Records from a collection
## Begin
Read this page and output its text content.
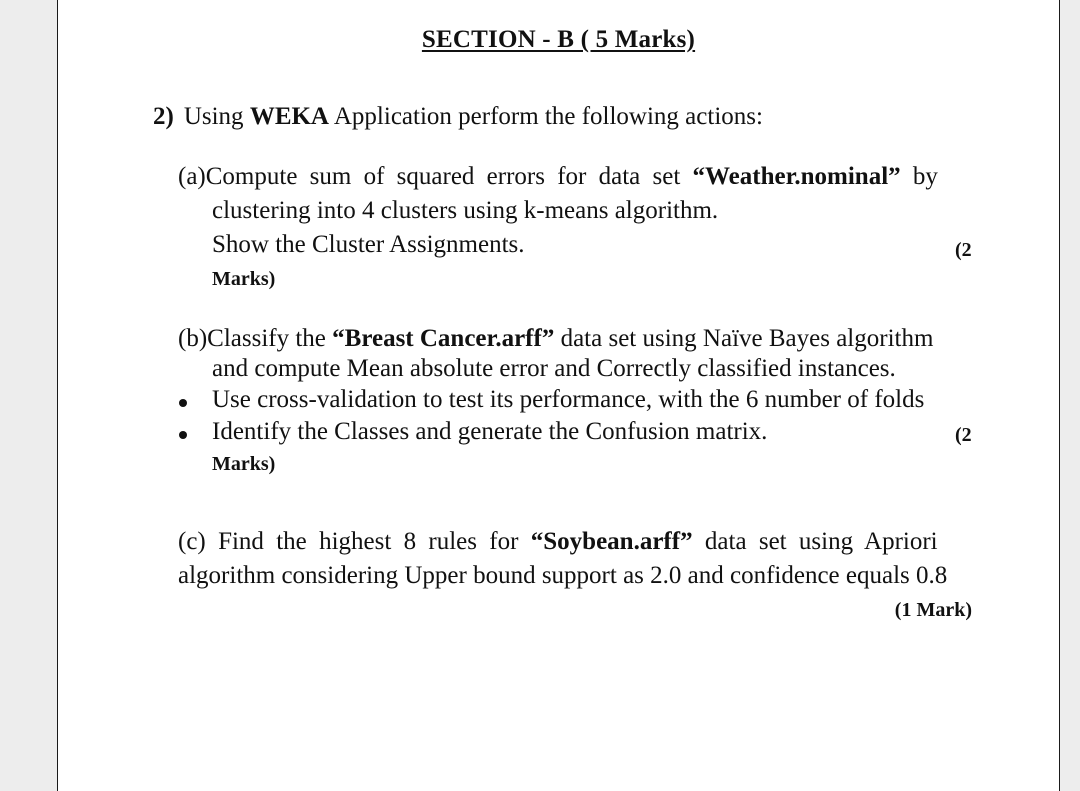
SECTION - B ( 5 Marks)
2) Using WEKA Application perform the following actions:
(a)Compute sum of squared errors for data set “Weather.nominal” by
clustering into 4 clusters using k-means algorithm.
Show the Cluster Assignments.	(2
Marks)
(b)Classify the “Breast Cancer.arff” data set using Naïve Bayes algorithm
and compute Mean absolute error and Correctly classified instances.
Use cross-validation to test its performance, with the 6 number of folds
Identify the Classes and generate the Confusion matrix.	(2
Marks)
(c) Find the highest 8 rules for “Soybean.arff” data set using Apriori
algorithm considering Upper bound support as 2.0 and confidence equals 0.8
(1 Mark)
## End
Given exercise: Leave the pictures out and print the records above exactly as they stand.

Response to this exercise:
Read this page and output its text content.
SECTION - B ( 5 Marks)
2) Using WEKA Application perform the following actions:
(a)Compute sum of squared errors for data set “Weather.nominal” by
clustering into 4 clusters using k-means algorithm.
Show the Cluster Assignments.	(2
Marks)
(b)Classify the “Breast Cancer.arff” data set using Naïve Bayes algorithm
and compute Mean absolute error and Correctly classified instances.
Use cross-validation to test its performance, with the 6 number of folds
Identify the Classes and generate the Confusion matrix.	(2
Marks)
(c) Find the highest 8 rules for “Soybean.arff” data set using Apriori
algorithm considering Upper bound support as 2.0 and confidence equals 0.8
(1 Mark)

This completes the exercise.